Write out the entire listing below exactly, with the pictures left out.

● INPUT:
━━━

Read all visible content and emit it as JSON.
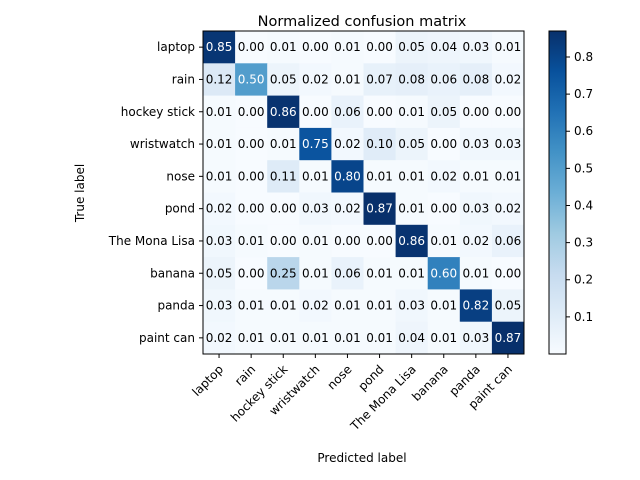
{
  "chart_data": {
    "type": "heatmap",
    "title": "Normalized confusion matrix",
    "xlabel": "Predicted label",
    "ylabel": "True label",
    "labels": [
      "laptop",
      "rain",
      "hockey stick",
      "wristwatch",
      "nose",
      "pond",
      "The Mona Lisa",
      "banana",
      "panda",
      "paint can"
    ],
    "values": [
      [
        0.85,
        0.0,
        0.01,
        0.0,
        0.01,
        0.0,
        0.05,
        0.04,
        0.03,
        0.01
      ],
      [
        0.12,
        0.5,
        0.05,
        0.02,
        0.01,
        0.07,
        0.08,
        0.06,
        0.08,
        0.02
      ],
      [
        0.01,
        0.0,
        0.86,
        0.0,
        0.06,
        0.0,
        0.01,
        0.05,
        0.0,
        0.0
      ],
      [
        0.01,
        0.0,
        0.01,
        0.75,
        0.02,
        0.1,
        0.05,
        0.0,
        0.03,
        0.03
      ],
      [
        0.01,
        0.0,
        0.11,
        0.01,
        0.8,
        0.01,
        0.01,
        0.02,
        0.01,
        0.01
      ],
      [
        0.02,
        0.0,
        0.0,
        0.03,
        0.02,
        0.87,
        0.01,
        0.0,
        0.03,
        0.02
      ],
      [
        0.03,
        0.01,
        0.0,
        0.01,
        0.0,
        0.0,
        0.86,
        0.01,
        0.02,
        0.06
      ],
      [
        0.05,
        0.0,
        0.25,
        0.01,
        0.06,
        0.01,
        0.01,
        0.6,
        0.01,
        0.0
      ],
      [
        0.03,
        0.01,
        0.01,
        0.02,
        0.01,
        0.01,
        0.03,
        0.01,
        0.82,
        0.05
      ],
      [
        0.02,
        0.01,
        0.01,
        0.01,
        0.01,
        0.01,
        0.04,
        0.01,
        0.03,
        0.87
      ]
    ],
    "colormap": "Blues",
    "color_range": [
      0.0,
      0.87
    ],
    "colorbar_ticks": [
      0.1,
      0.2,
      0.3,
      0.4,
      0.5,
      0.6,
      0.7,
      0.8
    ],
    "text_color_light": "#ffffff",
    "text_color_dark": "#000000"
  }
}
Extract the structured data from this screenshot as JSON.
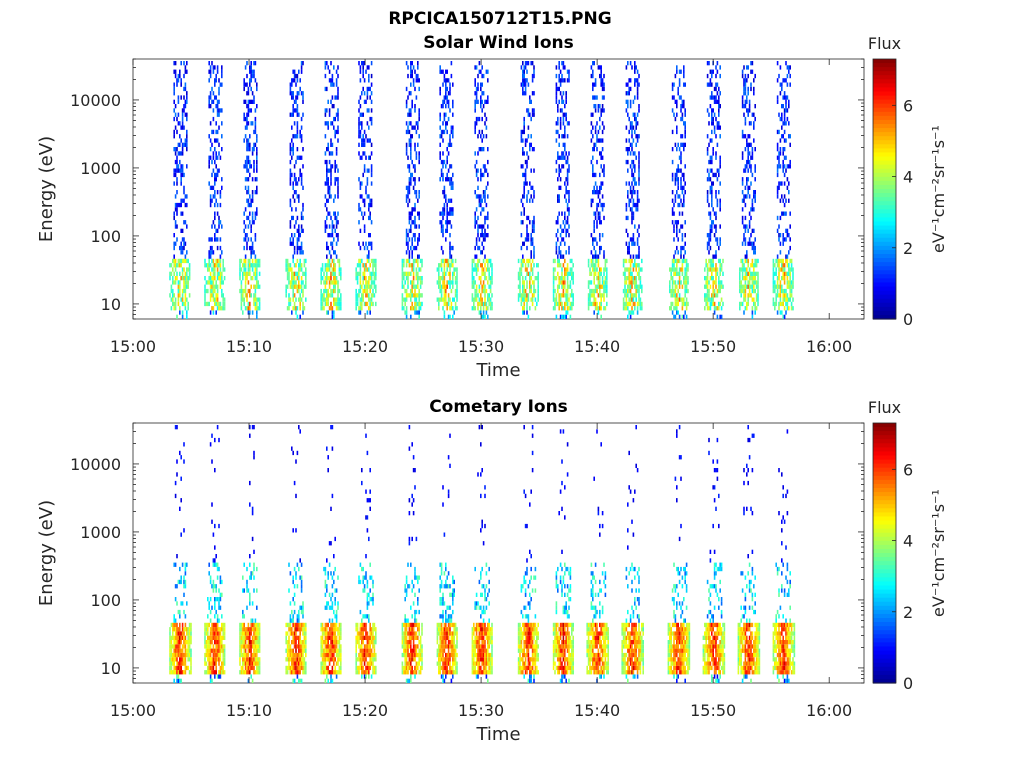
{
  "figure": {
    "suptitle": "RPCICA150712T15.PNG"
  },
  "colormap": [
    "#00008f",
    "#0000ff",
    "#0080ff",
    "#00ffff",
    "#80ff80",
    "#ffff00",
    "#ff8000",
    "#ff0000",
    "#800000"
  ],
  "chart_data": [
    {
      "type": "heatmap",
      "title": "Solar Wind Ions",
      "xlabel": "Time",
      "ylabel": "Energy (eV)",
      "x_ticks": [
        "15:00",
        "15:10",
        "15:20",
        "15:30",
        "15:40",
        "15:50",
        "16:00"
      ],
      "y_ticks": [
        "10",
        "100",
        "1000",
        "10000"
      ],
      "y_scale": "log",
      "xlim": [
        "15:00",
        "16:03"
      ],
      "ylim": [
        6,
        40000
      ],
      "data_range": [
        "15:03",
        "15:57"
      ],
      "scan_peaks": [
        "15:04",
        "15:07",
        "15:10",
        "15:14",
        "15:17",
        "15:20",
        "15:24",
        "15:27",
        "15:30",
        "15:34",
        "15:37",
        "15:40",
        "15:43",
        "15:47",
        "15:50",
        "15:53",
        "15:56"
      ],
      "peak_energy_eV": [
        15,
        40
      ],
      "peak_flux": 5.5,
      "colorbar": {
        "title": "Flux",
        "label": "eV⁻¹cm⁻²sr⁻¹s⁻¹",
        "ticks": [
          "0",
          "2",
          "4",
          "6"
        ],
        "range": [
          0,
          7.3
        ]
      }
    },
    {
      "type": "heatmap",
      "title": "Cometary Ions",
      "xlabel": "Time",
      "ylabel": "Energy (eV)",
      "x_ticks": [
        "15:00",
        "15:10",
        "15:20",
        "15:30",
        "15:40",
        "15:50",
        "16:00"
      ],
      "y_ticks": [
        "10",
        "100",
        "1000",
        "10000"
      ],
      "y_scale": "log",
      "xlim": [
        "15:00",
        "16:03"
      ],
      "ylim": [
        6,
        40000
      ],
      "data_range": [
        "15:03",
        "15:57"
      ],
      "scan_peaks": [
        "15:04",
        "15:07",
        "15:10",
        "15:14",
        "15:17",
        "15:20",
        "15:24",
        "15:27",
        "15:30",
        "15:34",
        "15:37",
        "15:40",
        "15:43",
        "15:47",
        "15:50",
        "15:53",
        "15:56"
      ],
      "peak_energy_eV": [
        15,
        40
      ],
      "peak_flux": 7.0,
      "colorbar": {
        "title": "Flux",
        "label": "eV⁻¹cm⁻²sr⁻¹s⁻¹",
        "ticks": [
          "0",
          "2",
          "4",
          "6"
        ],
        "range": [
          0,
          7.3
        ]
      }
    }
  ]
}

━━━

● ANSWER IN FULL:
Read all visible content and emit it as JSON.
{
  "chart_data": {
    "type": "heatmap",
    "title": "Normalized confusion matrix",
    "xlabel": "Predicted label",
    "ylabel": "True label",
    "labels": [
      "laptop",
      "rain",
      "hockey stick",
      "wristwatch",
      "nose",
      "pond",
      "The Mona Lisa",
      "banana",
      "panda",
      "paint can"
    ],
    "values": [
      [
        0.85,
        0.0,
        0.01,
        0.0,
        0.01,
        0.0,
        0.05,
        0.04,
        0.03,
        0.01
      ],
      [
        0.12,
        0.5,
        0.05,
        0.02,
        0.01,
        0.07,
        0.08,
        0.06,
        0.08,
        0.02
      ],
      [
        0.01,
        0.0,
        0.86,
        0.0,
        0.06,
        0.0,
        0.01,
        0.05,
        0.0,
        0.0
      ],
      [
        0.01,
        0.0,
        0.01,
        0.75,
        0.02,
        0.1,
        0.05,
        0.0,
        0.03,
        0.03
      ],
      [
        0.01,
        0.0,
        0.11,
        0.01,
        0.8,
        0.01,
        0.01,
        0.02,
        0.01,
        0.01
      ],
      [
        0.02,
        0.0,
        0.0,
        0.03,
        0.02,
        0.87,
        0.01,
        0.0,
        0.03,
        0.02
      ],
      [
        0.03,
        0.01,
        0.0,
        0.01,
        0.0,
        0.0,
        0.86,
        0.01,
        0.02,
        0.06
      ],
      [
        0.05,
        0.0,
        0.25,
        0.01,
        0.06,
        0.01,
        0.01,
        0.6,
        0.01,
        0.0
      ],
      [
        0.03,
        0.01,
        0.01,
        0.02,
        0.01,
        0.01,
        0.03,
        0.01,
        0.82,
        0.05
      ],
      [
        0.02,
        0.01,
        0.01,
        0.01,
        0.01,
        0.01,
        0.04,
        0.01,
        0.03,
        0.87
      ]
    ],
    "colormap": "Blues",
    "color_range": [
      0.0,
      0.87
    ],
    "colorbar_ticks": [
      0.1,
      0.2,
      0.3,
      0.4,
      0.5,
      0.6,
      0.7,
      0.8
    ],
    "text_color_light": "#ffffff",
    "text_color_dark": "#000000"
  }
}
Extract the structured data from this screenshot as JSON.
{
  "figure": {
    "suptitle": "RPCICA150712T15.PNG"
  },
  "colormap": [
    "#00008f",
    "#0000ff",
    "#0080ff",
    "#00ffff",
    "#80ff80",
    "#ffff00",
    "#ff8000",
    "#ff0000",
    "#800000"
  ],
  "chart_data": [
    {
      "type": "heatmap",
      "title": "Solar Wind Ions",
      "xlabel": "Time",
      "ylabel": "Energy (eV)",
      "x_ticks": [
        "15:00",
        "15:10",
        "15:20",
        "15:30",
        "15:40",
        "15:50",
        "16:00"
      ],
      "y_ticks": [
        "10",
        "100",
        "1000",
        "10000"
      ],
      "y_scale": "log",
      "xlim": [
        "15:00",
        "16:03"
      ],
      "ylim": [
        6,
        40000
      ],
      "data_range": [
        "15:03",
        "15:57"
      ],
      "scan_peaks": [
        "15:04",
        "15:07",
        "15:10",
        "15:14",
        "15:17",
        "15:20",
        "15:24",
        "15:27",
        "15:30",
        "15:34",
        "15:37",
        "15:40",
        "15:43",
        "15:47",
        "15:50",
        "15:53",
        "15:56"
      ],
      "peak_energy_eV": [
        15,
        40
      ],
      "peak_flux": 5.5,
      "colorbar": {
        "title": "Flux",
        "label": "eV⁻¹cm⁻²sr⁻¹s⁻¹",
        "ticks": [
          "0",
          "2",
          "4",
          "6"
        ],
        "range": [
          0,
          7.3
        ]
      }
    },
    {
      "type": "heatmap",
      "title": "Cometary Ions",
      "xlabel": "Time",
      "ylabel": "Energy (eV)",
      "x_ticks": [
        "15:00",
        "15:10",
        "15:20",
        "15:30",
        "15:40",
        "15:50",
        "16:00"
      ],
      "y_ticks": [
        "10",
        "100",
        "1000",
        "10000"
      ],
      "y_scale": "log",
      "xlim": [
        "15:00",
        "16:03"
      ],
      "ylim": [
        6,
        40000
      ],
      "data_range": [
        "15:03",
        "15:57"
      ],
      "scan_peaks": [
        "15:04",
        "15:07",
        "15:10",
        "15:14",
        "15:17",
        "15:20",
        "15:24",
        "15:27",
        "15:30",
        "15:34",
        "15:37",
        "15:40",
        "15:43",
        "15:47",
        "15:50",
        "15:53",
        "15:56"
      ],
      "peak_energy_eV": [
        15,
        40
      ],
      "peak_flux": 7.0,
      "colorbar": {
        "title": "Flux",
        "label": "eV⁻¹cm⁻²sr⁻¹s⁻¹",
        "ticks": [
          "0",
          "2",
          "4",
          "6"
        ],
        "range": [
          0,
          7.3
        ]
      }
    }
  ]
}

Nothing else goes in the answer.